**TASK DESCRIPTION:** Look through the entries below and report how many lines hold the string "color". Only the number is wanted.

**EXERCISE INPUTS:**
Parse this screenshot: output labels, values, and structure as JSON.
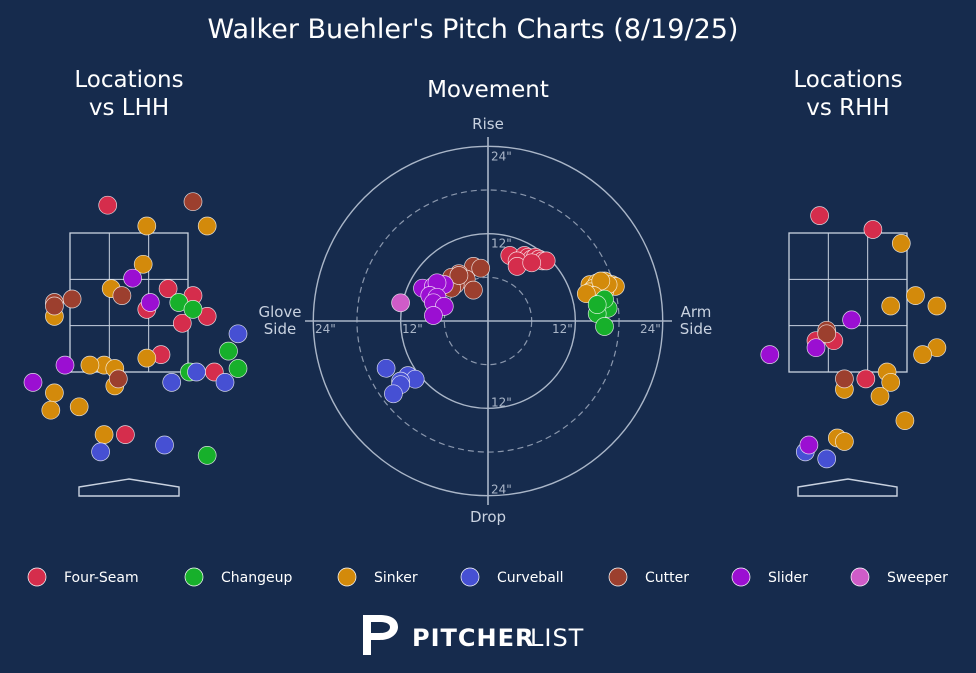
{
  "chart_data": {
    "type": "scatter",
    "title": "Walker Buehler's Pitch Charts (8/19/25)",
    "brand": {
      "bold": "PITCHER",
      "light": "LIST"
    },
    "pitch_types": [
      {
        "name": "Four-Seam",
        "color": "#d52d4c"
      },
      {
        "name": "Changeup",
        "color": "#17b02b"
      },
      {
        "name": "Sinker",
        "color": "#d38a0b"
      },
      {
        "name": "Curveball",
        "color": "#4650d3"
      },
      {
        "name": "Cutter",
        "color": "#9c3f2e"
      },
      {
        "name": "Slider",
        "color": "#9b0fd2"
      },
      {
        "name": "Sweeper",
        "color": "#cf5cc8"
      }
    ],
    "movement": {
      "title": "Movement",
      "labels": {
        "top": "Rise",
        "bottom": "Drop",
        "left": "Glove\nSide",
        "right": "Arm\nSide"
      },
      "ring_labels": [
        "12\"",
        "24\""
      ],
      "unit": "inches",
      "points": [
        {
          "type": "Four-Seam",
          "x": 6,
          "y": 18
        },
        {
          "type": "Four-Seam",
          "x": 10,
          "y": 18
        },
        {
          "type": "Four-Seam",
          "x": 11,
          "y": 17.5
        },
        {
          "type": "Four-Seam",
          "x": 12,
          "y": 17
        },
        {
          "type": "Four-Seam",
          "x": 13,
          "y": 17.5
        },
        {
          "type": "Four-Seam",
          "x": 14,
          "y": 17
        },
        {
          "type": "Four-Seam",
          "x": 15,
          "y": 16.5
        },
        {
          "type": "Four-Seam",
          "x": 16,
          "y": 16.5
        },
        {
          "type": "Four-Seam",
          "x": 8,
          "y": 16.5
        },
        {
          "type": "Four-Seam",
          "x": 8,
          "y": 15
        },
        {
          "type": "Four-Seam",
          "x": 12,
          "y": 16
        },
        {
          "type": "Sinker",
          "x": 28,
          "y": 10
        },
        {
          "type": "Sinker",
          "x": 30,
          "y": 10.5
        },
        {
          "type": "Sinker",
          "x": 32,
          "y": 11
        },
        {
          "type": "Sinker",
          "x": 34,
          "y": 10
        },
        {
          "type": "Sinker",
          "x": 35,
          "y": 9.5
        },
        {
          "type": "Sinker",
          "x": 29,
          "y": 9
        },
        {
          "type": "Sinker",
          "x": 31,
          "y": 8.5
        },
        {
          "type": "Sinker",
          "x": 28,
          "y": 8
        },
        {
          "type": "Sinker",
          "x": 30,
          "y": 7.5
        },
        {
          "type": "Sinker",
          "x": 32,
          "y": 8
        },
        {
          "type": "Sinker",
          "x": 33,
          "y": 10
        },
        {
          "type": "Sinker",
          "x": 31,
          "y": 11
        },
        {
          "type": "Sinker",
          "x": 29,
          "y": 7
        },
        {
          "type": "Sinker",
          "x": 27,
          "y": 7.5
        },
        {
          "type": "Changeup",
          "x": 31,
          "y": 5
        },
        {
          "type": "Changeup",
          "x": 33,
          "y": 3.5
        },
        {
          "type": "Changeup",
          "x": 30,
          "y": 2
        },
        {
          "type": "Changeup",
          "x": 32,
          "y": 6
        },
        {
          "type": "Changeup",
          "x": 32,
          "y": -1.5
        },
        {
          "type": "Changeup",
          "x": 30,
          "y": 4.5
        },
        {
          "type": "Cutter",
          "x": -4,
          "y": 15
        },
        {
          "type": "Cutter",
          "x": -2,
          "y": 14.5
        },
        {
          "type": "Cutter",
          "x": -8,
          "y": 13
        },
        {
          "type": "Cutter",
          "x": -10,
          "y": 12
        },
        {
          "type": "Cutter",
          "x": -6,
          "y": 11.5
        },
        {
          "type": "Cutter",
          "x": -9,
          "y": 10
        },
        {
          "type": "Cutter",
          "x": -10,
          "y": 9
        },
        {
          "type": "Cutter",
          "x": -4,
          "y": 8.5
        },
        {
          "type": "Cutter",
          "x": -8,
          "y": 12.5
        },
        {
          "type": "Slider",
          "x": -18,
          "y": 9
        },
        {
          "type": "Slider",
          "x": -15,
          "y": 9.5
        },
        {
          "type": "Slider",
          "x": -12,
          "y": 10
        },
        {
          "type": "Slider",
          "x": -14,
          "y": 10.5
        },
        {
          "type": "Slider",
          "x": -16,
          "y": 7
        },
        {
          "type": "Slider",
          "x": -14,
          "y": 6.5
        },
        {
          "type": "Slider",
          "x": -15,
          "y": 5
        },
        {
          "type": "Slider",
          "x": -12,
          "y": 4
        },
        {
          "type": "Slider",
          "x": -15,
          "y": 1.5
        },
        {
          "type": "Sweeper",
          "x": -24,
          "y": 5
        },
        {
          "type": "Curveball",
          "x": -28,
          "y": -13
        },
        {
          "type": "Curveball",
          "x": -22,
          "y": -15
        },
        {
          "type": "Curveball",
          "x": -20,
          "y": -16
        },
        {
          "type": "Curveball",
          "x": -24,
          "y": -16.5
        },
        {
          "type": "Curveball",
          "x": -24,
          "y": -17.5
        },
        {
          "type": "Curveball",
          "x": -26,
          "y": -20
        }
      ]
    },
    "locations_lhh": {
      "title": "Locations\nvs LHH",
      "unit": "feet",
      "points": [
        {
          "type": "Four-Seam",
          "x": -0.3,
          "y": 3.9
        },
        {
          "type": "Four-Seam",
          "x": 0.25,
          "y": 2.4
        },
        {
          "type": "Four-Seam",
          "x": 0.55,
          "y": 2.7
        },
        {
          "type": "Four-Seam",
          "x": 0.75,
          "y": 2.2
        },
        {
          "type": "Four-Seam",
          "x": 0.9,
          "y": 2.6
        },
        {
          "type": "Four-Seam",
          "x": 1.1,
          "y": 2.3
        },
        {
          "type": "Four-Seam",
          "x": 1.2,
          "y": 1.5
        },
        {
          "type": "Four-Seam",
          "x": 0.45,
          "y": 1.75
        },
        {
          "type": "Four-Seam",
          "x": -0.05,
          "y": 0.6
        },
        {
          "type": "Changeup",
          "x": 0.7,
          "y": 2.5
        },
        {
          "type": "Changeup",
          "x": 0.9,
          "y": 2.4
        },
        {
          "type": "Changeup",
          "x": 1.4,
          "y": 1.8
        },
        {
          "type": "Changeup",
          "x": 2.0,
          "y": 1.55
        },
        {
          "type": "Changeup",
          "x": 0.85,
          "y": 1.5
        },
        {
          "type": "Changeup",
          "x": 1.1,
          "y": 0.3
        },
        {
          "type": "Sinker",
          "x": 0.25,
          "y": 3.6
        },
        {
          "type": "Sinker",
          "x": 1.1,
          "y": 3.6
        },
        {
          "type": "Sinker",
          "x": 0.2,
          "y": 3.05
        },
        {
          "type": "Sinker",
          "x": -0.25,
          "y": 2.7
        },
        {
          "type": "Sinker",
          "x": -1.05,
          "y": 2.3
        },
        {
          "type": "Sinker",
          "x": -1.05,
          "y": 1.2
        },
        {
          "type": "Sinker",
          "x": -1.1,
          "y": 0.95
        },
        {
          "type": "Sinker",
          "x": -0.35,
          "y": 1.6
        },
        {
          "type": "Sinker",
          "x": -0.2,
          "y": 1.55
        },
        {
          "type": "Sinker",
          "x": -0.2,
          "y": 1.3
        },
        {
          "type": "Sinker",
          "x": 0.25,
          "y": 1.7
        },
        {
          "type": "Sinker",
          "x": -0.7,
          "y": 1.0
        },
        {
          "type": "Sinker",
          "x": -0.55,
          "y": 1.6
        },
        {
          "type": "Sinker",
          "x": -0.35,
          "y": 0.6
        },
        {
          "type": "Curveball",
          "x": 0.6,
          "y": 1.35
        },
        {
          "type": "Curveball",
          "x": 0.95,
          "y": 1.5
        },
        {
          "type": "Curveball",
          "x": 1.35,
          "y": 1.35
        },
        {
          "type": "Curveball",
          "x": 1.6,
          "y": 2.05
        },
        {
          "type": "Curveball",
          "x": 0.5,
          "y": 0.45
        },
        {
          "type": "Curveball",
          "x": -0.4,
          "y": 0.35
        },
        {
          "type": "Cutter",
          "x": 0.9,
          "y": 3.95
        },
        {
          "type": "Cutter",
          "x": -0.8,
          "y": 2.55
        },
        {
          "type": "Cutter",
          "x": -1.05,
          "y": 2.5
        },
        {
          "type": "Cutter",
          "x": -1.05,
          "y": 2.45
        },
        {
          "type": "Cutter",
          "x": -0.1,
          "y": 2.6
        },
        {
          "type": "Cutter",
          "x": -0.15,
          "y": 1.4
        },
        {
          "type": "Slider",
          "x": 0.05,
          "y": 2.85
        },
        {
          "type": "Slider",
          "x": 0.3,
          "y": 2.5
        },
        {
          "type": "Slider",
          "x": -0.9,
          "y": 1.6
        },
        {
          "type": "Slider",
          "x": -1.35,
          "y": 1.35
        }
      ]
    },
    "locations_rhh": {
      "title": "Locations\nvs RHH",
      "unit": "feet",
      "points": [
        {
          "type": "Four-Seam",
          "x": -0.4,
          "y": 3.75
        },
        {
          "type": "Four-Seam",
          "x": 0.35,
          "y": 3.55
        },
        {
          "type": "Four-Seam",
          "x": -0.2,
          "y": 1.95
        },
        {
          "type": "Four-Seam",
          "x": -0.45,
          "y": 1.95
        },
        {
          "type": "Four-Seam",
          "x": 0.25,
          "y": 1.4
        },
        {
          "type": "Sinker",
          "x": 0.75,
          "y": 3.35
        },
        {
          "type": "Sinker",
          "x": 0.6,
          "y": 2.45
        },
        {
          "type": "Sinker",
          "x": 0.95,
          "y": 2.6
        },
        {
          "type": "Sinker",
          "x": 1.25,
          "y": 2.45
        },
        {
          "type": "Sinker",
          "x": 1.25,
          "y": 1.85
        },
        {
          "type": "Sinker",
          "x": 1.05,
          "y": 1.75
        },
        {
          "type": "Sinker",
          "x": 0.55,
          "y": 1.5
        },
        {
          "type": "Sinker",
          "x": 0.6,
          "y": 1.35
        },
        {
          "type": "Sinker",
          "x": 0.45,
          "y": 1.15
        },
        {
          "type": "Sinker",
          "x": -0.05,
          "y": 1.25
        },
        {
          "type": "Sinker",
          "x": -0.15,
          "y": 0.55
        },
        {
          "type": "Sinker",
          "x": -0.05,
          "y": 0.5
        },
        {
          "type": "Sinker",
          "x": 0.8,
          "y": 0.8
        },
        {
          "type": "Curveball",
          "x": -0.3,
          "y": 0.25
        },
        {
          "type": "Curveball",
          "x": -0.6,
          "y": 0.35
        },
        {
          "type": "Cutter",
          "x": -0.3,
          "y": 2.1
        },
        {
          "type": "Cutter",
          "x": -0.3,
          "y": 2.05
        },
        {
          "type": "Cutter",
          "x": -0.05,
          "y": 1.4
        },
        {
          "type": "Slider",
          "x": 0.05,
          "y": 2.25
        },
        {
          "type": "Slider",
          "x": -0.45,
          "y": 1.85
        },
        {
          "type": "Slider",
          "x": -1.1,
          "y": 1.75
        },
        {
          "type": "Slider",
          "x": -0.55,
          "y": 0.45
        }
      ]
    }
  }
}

**RESULT OF THIS EXERCISE:** 7